Each record must be retyped in full. No character may differ.
--- Records for this exercise ---
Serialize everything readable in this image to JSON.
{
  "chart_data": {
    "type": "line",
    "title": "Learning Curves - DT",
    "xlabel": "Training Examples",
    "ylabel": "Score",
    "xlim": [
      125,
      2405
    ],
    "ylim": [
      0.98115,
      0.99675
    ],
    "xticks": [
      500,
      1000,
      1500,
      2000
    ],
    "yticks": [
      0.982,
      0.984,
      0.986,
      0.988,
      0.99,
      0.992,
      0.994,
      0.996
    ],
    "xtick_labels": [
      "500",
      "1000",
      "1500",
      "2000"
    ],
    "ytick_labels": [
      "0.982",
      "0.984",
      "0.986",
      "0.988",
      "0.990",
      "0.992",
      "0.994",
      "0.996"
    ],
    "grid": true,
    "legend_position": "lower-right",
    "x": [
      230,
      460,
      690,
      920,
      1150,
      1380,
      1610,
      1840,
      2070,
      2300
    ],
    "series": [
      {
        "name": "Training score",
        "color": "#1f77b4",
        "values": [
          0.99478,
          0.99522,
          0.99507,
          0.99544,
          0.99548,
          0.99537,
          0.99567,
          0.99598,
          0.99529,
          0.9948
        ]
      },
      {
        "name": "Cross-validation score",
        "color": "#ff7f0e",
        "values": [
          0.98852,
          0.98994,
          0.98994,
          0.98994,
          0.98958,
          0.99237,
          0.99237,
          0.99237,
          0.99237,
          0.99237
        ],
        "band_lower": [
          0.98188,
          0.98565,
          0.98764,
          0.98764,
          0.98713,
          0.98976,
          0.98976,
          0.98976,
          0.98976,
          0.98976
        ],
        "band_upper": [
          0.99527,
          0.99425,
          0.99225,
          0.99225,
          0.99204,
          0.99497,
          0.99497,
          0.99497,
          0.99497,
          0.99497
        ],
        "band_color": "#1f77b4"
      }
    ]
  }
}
---
Task result
Serialize everything readable in this image to JSON.
{
  "chart_data": {
    "type": "line",
    "title": "Learning Curves - DT",
    "xlabel": "Training Examples",
    "ylabel": "Score",
    "xlim": [
      125,
      2405
    ],
    "ylim": [
      0.98115,
      0.99675
    ],
    "xticks": [
      500,
      1000,
      1500,
      2000
    ],
    "yticks": [
      0.982,
      0.984,
      0.986,
      0.988,
      0.99,
      0.992,
      0.994,
      0.996
    ],
    "xtick_labels": [
      "500",
      "1000",
      "1500",
      "2000"
    ],
    "ytick_labels": [
      "0.982",
      "0.984",
      "0.986",
      "0.988",
      "0.990",
      "0.992",
      "0.994",
      "0.996"
    ],
    "grid": true,
    "legend_position": "lower-right",
    "x": [
      230,
      460,
      690,
      920,
      1150,
      1380,
      1610,
      1840,
      2070,
      2300
    ],
    "series": [
      {
        "name": "Training score",
        "color": "#1f77b4",
        "values": [
          0.99478,
          0.99522,
          0.99507,
          0.99544,
          0.99548,
          0.99537,
          0.99567,
          0.99598,
          0.99529,
          0.9948
        ]
      },
      {
        "name": "Cross-validation score",
        "color": "#ff7f0e",
        "values": [
          0.98852,
          0.98994,
          0.98994,
          0.98994,
          0.98958,
          0.99237,
          0.99237,
          0.99237,
          0.99237,
          0.99237
        ],
        "band_lower": [
          0.98188,
          0.98565,
          0.98764,
          0.98764,
          0.98713,
          0.98976,
          0.98976,
          0.98976,
          0.98976,
          0.98976
        ],
        "band_upper": [
          0.99527,
          0.99425,
          0.99225,
          0.99225,
          0.99204,
          0.99497,
          0.99497,
          0.99497,
          0.99497,
          0.99497
        ],
        "band_color": "#1f77b4"
      }
    ]
  }
}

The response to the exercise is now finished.